- [Challenge]:
Wherever a line holds the string "title", copy that line.

- [Data supplied]:
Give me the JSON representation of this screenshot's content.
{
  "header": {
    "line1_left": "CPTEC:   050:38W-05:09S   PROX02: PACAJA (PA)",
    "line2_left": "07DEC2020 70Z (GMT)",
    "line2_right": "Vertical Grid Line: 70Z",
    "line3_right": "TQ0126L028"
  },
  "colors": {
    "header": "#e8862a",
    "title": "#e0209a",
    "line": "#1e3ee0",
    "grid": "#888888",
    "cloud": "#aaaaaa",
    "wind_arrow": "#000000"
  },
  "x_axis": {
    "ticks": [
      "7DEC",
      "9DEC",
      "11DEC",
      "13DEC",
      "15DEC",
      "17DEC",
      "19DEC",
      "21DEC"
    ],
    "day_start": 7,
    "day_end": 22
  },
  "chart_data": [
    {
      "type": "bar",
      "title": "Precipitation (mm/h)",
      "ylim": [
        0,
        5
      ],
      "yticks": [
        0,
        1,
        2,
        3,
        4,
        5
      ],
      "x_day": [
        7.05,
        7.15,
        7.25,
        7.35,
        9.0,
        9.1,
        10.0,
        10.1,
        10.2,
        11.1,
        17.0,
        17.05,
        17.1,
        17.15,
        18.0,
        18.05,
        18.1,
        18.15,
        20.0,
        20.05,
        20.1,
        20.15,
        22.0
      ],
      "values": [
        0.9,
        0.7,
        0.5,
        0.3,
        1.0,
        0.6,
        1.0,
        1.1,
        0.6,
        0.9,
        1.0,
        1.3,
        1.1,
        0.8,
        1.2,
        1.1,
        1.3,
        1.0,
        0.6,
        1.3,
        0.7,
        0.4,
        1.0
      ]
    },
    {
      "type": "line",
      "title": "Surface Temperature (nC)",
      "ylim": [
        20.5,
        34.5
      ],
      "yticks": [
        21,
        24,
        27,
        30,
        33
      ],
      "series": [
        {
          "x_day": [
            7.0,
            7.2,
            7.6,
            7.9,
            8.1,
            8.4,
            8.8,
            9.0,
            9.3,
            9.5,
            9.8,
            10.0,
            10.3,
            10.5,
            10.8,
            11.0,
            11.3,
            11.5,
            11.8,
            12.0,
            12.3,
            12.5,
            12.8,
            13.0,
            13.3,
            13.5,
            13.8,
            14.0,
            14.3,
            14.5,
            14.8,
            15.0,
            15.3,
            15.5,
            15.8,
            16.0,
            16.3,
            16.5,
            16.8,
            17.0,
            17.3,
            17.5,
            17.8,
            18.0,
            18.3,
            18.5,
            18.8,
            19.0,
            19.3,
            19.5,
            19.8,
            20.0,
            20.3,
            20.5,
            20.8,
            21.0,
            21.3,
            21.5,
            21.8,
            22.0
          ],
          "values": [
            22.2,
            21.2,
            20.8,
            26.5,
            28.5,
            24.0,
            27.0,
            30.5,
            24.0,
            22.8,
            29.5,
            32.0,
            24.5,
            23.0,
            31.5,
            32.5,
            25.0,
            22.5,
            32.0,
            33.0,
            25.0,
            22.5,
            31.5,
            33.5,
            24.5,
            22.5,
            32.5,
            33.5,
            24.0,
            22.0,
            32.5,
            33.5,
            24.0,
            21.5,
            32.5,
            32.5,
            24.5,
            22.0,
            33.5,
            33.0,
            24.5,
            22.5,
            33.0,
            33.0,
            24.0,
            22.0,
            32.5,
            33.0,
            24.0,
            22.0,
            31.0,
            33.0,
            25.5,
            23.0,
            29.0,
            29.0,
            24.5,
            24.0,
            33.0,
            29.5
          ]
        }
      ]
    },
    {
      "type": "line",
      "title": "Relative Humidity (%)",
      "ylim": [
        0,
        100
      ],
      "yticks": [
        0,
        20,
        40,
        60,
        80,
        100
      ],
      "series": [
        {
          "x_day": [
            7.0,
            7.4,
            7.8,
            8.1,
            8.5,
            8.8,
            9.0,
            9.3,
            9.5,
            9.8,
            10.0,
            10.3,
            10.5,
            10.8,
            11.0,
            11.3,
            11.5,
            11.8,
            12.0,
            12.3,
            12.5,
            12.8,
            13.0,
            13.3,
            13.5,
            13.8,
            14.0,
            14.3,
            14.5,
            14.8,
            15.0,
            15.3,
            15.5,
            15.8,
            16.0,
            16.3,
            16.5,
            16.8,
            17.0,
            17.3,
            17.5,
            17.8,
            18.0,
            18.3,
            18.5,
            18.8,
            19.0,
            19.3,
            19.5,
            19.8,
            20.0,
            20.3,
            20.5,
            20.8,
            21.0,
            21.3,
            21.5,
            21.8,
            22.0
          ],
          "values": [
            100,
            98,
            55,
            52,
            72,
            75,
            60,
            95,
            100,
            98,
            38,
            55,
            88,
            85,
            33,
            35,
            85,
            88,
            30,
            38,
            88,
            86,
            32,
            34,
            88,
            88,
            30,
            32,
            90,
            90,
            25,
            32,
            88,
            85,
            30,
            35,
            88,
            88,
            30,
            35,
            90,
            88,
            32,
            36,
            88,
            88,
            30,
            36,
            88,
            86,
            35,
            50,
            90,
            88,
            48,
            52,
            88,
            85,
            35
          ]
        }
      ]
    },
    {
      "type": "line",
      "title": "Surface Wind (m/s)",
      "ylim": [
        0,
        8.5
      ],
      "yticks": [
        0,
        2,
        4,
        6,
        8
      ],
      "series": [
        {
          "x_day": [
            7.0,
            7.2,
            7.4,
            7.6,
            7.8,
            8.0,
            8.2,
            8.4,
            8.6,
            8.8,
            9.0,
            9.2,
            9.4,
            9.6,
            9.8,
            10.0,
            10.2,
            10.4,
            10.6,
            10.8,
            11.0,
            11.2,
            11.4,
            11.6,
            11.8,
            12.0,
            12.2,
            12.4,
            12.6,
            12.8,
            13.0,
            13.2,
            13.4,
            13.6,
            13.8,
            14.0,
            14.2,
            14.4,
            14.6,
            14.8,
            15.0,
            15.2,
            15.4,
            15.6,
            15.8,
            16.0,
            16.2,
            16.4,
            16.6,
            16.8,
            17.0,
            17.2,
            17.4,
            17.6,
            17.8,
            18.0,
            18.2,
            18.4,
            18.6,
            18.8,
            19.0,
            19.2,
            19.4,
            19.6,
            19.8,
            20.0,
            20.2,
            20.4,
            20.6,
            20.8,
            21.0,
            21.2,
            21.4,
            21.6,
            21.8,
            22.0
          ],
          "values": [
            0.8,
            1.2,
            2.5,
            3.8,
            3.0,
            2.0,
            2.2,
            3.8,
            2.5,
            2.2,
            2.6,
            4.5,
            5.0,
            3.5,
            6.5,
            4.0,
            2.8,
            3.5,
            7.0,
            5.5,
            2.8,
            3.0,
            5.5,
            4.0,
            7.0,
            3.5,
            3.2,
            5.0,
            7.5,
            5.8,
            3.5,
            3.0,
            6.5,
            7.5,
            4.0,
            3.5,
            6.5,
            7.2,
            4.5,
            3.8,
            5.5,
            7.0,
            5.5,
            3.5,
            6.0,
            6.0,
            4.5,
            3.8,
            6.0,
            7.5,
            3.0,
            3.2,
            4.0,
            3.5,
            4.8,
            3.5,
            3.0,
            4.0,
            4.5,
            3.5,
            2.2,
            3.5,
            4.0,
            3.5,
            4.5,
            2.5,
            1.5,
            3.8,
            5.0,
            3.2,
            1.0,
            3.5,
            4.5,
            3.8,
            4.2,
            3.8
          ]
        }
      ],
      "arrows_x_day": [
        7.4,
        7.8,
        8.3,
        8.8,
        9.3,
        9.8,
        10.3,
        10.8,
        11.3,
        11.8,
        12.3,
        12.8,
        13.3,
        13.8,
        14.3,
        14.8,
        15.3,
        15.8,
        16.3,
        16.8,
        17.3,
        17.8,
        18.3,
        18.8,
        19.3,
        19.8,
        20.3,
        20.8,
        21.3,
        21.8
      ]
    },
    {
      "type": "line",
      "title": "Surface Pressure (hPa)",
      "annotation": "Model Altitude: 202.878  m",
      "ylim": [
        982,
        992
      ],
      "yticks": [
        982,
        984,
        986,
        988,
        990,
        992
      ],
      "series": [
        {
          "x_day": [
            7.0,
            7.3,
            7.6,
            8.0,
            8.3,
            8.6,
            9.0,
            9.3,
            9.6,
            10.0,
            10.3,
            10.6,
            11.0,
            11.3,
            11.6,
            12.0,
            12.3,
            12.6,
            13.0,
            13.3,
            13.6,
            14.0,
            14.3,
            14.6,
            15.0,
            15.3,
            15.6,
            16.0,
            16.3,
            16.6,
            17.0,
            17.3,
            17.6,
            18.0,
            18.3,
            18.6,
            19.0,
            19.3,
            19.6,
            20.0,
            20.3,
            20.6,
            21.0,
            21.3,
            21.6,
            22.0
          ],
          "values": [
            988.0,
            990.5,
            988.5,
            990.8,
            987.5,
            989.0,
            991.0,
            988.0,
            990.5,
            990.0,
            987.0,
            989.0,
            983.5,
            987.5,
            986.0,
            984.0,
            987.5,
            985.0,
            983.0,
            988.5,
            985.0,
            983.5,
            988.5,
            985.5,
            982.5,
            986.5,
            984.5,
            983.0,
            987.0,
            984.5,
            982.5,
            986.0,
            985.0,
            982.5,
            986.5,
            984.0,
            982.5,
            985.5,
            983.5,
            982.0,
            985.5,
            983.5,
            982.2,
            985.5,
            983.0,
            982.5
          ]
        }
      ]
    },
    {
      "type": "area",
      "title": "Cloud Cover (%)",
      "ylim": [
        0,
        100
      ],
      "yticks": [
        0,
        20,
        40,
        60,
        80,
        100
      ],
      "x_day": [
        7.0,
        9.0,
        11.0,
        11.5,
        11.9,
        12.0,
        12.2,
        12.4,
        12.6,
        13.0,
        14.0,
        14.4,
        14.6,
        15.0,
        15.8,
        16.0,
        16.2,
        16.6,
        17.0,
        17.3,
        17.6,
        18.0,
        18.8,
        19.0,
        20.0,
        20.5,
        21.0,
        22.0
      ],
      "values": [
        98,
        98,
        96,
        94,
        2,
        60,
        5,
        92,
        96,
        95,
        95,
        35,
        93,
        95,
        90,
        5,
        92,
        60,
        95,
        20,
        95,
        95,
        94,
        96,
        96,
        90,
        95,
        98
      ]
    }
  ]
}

- [Task result]:
    "title": "#e0209a",
      "title": "Precipitation (mm/h)",
      "title": "Surface Temperature (nC)",
      "title": "Relative Humidity (%)",
      "title": "Surface Wind (m/s)",
      "title": "Surface Pressure (hPa)",
      "title": "Cloud Cover (%)",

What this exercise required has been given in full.